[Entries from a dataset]

** START **

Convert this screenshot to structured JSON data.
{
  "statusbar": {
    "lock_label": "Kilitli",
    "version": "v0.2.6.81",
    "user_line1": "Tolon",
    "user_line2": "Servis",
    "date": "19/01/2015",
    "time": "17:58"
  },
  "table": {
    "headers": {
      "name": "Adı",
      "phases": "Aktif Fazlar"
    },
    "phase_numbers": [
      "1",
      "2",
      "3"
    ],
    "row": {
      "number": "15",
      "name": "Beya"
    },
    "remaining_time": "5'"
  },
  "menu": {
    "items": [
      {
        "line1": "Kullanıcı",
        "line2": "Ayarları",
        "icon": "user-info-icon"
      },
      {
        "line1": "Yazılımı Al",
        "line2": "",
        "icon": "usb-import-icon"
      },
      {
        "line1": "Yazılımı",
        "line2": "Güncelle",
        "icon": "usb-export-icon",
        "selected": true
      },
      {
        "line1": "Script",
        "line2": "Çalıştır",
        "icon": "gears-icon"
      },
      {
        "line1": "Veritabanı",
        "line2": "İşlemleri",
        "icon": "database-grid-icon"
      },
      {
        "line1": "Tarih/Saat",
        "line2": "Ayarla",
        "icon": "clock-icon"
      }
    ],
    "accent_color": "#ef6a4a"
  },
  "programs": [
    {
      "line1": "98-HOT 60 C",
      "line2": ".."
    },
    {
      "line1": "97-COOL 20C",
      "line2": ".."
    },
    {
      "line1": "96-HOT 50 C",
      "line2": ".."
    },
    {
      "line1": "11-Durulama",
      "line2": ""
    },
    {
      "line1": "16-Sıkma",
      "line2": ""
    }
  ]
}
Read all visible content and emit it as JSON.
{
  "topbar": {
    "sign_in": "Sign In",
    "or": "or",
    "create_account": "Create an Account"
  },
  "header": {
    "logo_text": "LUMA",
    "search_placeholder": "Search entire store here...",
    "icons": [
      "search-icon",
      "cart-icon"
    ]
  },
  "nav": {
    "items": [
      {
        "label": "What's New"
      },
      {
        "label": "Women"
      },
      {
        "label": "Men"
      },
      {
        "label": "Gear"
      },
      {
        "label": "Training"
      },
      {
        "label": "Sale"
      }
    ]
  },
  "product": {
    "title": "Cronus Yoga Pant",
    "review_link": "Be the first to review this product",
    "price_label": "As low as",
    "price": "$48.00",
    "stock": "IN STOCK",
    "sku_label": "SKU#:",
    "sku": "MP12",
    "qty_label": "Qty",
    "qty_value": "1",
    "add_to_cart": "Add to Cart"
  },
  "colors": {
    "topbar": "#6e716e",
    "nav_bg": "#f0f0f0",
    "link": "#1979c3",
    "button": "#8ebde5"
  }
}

** END **
** START **

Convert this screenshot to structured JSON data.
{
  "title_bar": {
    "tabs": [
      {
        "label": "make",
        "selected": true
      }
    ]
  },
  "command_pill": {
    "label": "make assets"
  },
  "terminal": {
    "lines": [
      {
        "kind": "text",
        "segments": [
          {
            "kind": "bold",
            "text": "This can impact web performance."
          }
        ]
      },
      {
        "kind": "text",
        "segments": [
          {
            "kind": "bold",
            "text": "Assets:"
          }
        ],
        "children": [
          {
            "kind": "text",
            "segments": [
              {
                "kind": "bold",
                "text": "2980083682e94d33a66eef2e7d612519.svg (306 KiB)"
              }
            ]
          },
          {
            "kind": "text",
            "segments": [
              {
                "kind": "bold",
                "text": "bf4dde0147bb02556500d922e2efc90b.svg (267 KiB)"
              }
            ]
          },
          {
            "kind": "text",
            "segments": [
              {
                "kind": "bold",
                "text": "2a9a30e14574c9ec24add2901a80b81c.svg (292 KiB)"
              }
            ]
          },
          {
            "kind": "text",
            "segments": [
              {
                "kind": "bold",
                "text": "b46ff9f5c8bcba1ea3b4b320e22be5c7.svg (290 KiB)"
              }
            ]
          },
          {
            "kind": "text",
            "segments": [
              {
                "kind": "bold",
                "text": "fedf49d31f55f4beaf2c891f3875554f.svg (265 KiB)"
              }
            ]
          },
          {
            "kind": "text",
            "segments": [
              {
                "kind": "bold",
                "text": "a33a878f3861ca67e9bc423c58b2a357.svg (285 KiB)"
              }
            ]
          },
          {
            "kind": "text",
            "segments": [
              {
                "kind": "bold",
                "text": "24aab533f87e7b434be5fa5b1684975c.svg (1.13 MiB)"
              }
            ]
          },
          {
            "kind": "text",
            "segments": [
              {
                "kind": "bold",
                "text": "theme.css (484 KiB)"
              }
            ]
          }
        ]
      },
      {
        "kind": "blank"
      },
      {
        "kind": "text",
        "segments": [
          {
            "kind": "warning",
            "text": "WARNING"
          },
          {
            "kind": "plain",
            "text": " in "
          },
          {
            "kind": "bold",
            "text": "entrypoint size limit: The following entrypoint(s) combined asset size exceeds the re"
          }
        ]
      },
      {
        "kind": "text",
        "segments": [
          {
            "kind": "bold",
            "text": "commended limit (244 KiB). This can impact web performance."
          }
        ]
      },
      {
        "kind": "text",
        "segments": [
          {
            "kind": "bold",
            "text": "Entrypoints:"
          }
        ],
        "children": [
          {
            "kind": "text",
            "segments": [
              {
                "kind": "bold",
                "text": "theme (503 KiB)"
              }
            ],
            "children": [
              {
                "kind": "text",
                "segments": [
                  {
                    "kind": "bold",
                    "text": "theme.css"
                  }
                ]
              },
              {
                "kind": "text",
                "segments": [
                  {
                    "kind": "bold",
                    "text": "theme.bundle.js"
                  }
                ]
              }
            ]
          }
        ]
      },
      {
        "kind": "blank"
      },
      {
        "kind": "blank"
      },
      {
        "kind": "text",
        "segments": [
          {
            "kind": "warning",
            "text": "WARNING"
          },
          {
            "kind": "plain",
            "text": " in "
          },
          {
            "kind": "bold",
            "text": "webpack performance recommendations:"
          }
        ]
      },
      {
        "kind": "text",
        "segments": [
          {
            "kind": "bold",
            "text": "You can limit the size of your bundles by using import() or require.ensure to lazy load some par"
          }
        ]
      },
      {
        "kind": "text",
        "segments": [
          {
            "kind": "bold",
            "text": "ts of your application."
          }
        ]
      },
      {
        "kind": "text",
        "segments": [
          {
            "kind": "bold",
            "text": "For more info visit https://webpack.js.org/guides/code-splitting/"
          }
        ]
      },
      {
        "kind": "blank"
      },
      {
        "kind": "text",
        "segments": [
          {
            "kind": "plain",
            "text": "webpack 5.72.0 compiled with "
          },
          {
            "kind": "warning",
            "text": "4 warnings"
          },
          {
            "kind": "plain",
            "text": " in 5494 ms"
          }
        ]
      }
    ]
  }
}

** END **

Task requirements
Copy out every line that includes the word "theme".

The completed task
                "text": "theme.css (484 KiB)"
                "text": "theme (503 KiB)"
                    "text": "theme.css"
                    "text": "theme.bundle.js"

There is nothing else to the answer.